TASK INSTRUCTIONS:
Below are some records. Pull every line that contains the word "College".

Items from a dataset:
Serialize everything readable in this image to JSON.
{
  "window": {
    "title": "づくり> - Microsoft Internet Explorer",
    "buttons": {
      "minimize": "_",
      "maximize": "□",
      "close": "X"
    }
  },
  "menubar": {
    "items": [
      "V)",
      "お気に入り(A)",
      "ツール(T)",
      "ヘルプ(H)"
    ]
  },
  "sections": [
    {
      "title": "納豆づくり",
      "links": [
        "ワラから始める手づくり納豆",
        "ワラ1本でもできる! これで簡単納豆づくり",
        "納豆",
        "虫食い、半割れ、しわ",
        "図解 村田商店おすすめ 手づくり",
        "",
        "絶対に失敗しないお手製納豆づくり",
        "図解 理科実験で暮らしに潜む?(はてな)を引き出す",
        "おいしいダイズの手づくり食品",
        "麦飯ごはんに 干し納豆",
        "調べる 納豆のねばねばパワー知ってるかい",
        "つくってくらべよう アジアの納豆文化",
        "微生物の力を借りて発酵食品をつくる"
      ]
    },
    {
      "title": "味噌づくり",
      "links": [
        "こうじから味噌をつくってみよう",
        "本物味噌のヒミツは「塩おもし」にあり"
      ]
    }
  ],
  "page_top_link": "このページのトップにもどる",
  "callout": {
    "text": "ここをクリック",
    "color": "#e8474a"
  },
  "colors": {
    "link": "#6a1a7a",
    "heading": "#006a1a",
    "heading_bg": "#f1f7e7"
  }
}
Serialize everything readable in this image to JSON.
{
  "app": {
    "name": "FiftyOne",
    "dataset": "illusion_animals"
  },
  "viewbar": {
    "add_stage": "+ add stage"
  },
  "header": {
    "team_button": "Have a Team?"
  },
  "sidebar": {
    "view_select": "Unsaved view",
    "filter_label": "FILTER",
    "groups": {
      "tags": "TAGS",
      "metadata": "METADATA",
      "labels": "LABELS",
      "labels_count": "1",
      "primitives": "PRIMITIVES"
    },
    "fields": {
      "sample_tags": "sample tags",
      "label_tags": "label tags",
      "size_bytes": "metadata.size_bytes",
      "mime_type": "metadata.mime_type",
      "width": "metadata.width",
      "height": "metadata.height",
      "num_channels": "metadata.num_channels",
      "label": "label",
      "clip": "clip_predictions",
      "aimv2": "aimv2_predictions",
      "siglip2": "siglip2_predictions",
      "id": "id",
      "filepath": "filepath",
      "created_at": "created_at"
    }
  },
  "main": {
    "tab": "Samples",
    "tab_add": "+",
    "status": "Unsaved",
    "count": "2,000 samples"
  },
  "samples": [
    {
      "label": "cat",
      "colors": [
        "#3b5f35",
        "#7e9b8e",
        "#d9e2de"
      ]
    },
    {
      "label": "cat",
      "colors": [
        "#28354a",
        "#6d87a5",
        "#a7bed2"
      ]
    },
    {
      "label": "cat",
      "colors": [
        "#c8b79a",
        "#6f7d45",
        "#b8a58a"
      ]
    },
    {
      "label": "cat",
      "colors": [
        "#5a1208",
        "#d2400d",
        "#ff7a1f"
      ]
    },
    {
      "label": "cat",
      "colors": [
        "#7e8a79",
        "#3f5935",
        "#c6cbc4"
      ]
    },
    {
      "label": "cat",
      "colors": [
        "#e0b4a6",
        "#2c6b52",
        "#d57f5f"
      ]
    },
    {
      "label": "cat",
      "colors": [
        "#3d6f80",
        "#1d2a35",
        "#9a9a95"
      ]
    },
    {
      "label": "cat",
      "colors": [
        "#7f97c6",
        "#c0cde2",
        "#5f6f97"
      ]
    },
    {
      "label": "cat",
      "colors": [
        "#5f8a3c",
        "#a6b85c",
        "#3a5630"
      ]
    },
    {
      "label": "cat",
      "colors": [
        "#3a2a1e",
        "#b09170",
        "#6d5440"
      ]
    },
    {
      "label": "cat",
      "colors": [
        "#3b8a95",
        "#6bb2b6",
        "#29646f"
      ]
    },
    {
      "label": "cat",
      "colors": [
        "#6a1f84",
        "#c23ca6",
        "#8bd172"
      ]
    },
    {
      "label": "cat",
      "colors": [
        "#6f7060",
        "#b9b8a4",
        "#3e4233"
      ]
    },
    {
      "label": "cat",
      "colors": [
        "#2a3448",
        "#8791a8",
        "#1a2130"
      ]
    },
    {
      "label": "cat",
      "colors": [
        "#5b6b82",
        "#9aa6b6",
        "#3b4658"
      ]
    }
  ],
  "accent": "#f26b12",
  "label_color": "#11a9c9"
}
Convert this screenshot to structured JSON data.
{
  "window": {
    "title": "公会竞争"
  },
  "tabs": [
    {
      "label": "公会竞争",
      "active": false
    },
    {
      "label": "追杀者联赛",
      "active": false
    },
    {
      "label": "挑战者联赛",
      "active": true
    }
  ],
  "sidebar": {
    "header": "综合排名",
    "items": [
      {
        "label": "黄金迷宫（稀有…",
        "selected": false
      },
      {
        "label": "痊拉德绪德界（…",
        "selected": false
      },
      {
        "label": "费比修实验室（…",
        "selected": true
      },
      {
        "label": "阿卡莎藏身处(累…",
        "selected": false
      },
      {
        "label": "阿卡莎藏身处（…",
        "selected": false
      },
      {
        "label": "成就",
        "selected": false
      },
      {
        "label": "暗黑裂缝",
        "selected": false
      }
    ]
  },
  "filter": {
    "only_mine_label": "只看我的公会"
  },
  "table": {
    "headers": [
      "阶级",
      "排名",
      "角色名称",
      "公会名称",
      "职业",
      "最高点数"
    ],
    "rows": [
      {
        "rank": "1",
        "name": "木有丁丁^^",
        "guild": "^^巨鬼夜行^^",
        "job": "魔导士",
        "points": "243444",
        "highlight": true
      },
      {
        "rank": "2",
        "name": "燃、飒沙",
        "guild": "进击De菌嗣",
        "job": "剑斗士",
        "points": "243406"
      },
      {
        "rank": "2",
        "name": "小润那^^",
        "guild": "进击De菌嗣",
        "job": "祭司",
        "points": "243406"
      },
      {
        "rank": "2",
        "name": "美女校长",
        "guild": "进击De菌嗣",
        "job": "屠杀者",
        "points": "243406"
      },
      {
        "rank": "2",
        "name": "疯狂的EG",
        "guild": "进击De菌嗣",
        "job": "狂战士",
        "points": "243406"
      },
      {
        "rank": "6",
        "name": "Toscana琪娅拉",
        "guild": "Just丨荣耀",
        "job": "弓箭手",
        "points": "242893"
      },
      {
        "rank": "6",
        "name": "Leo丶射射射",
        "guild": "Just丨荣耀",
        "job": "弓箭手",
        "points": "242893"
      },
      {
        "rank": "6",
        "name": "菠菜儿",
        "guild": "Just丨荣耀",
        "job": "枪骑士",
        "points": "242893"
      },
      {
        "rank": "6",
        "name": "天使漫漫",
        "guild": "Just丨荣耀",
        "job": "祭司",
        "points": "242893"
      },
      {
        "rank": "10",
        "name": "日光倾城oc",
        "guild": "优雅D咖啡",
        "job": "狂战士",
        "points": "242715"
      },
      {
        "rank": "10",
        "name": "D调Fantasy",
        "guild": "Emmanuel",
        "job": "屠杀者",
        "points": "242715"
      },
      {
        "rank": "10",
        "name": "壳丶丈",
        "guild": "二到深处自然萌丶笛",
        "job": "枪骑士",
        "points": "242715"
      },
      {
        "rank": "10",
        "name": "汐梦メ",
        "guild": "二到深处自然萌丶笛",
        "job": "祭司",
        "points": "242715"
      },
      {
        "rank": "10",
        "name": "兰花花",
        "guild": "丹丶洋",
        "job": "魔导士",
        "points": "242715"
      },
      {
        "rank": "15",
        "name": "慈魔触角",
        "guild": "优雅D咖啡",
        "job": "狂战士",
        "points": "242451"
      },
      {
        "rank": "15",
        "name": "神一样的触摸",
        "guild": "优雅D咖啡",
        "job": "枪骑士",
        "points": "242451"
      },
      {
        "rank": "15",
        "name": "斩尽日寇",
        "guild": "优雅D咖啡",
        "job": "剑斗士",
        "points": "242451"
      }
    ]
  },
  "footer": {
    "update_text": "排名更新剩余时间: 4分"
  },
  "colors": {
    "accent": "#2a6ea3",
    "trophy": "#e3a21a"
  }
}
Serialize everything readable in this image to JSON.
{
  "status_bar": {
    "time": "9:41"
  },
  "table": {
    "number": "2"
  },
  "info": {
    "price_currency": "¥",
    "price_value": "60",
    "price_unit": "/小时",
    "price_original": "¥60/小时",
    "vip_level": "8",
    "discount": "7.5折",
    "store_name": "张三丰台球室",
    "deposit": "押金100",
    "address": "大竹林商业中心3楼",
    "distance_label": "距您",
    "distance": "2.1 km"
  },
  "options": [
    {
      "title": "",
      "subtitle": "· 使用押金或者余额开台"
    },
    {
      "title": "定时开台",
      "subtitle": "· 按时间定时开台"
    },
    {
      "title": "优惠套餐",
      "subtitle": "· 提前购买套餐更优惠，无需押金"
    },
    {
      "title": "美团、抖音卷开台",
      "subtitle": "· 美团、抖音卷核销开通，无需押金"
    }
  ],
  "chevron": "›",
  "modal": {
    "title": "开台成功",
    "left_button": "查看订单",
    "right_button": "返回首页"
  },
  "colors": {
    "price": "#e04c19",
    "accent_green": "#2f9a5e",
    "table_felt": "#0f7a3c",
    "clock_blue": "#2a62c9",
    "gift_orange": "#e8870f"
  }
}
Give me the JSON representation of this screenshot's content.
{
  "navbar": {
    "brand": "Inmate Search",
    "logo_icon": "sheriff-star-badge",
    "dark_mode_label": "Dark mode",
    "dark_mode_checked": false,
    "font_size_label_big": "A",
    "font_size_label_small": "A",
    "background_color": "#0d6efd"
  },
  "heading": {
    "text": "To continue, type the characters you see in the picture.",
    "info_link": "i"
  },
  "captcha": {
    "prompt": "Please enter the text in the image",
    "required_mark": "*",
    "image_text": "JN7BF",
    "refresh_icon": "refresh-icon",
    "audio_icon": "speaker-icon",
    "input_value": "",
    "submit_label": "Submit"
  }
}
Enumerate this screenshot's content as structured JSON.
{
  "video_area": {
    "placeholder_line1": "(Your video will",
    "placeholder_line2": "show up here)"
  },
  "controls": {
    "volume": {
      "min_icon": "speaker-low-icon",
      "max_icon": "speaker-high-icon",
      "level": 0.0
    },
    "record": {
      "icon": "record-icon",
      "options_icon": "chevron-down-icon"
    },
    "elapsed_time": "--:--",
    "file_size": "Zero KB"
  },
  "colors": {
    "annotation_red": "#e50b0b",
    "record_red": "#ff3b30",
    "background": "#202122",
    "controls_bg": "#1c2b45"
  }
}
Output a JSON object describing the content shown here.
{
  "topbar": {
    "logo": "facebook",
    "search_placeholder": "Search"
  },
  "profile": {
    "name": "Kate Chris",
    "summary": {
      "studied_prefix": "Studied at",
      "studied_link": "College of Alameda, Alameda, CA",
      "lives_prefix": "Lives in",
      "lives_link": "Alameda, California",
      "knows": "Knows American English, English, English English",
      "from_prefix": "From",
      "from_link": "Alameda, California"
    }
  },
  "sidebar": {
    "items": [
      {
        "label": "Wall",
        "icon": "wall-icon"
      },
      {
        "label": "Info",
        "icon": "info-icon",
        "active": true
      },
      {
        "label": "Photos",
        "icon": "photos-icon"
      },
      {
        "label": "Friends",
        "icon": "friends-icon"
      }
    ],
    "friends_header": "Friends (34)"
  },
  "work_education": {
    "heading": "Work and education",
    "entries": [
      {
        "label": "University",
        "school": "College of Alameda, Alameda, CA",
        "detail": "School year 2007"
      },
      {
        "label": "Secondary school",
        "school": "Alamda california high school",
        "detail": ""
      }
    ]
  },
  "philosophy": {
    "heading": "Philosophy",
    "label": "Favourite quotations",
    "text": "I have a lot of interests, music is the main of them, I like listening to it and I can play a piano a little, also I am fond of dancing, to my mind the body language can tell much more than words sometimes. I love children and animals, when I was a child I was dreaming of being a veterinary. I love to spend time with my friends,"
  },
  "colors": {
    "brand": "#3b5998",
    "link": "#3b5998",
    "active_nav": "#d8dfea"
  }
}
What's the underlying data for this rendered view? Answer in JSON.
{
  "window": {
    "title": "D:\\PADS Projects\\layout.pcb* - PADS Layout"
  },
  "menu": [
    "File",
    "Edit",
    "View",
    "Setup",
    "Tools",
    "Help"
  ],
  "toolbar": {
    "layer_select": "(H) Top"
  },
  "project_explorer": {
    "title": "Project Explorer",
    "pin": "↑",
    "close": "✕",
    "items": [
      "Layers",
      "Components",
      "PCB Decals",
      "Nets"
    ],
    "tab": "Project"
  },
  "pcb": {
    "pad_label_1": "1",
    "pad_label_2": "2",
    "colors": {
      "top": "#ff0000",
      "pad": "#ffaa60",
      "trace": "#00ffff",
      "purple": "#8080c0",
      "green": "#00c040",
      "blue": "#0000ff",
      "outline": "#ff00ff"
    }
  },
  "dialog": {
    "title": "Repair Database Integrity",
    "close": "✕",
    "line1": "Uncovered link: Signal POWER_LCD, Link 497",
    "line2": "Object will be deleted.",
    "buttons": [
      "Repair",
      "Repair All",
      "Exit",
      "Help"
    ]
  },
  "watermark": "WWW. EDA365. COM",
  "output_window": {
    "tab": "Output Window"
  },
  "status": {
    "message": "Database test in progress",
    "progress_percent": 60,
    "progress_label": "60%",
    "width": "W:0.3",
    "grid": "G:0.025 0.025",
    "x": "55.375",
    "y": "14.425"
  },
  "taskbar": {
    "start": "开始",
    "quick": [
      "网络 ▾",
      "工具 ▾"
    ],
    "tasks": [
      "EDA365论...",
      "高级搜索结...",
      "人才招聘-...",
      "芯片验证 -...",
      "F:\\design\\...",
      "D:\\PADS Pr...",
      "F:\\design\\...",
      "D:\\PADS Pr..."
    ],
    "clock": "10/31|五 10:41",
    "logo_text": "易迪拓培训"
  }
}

THE OUTPUT:
      "studied_link": "College of Alameda, Alameda, CA",
        "school": "College of Alameda, Alameda, CA",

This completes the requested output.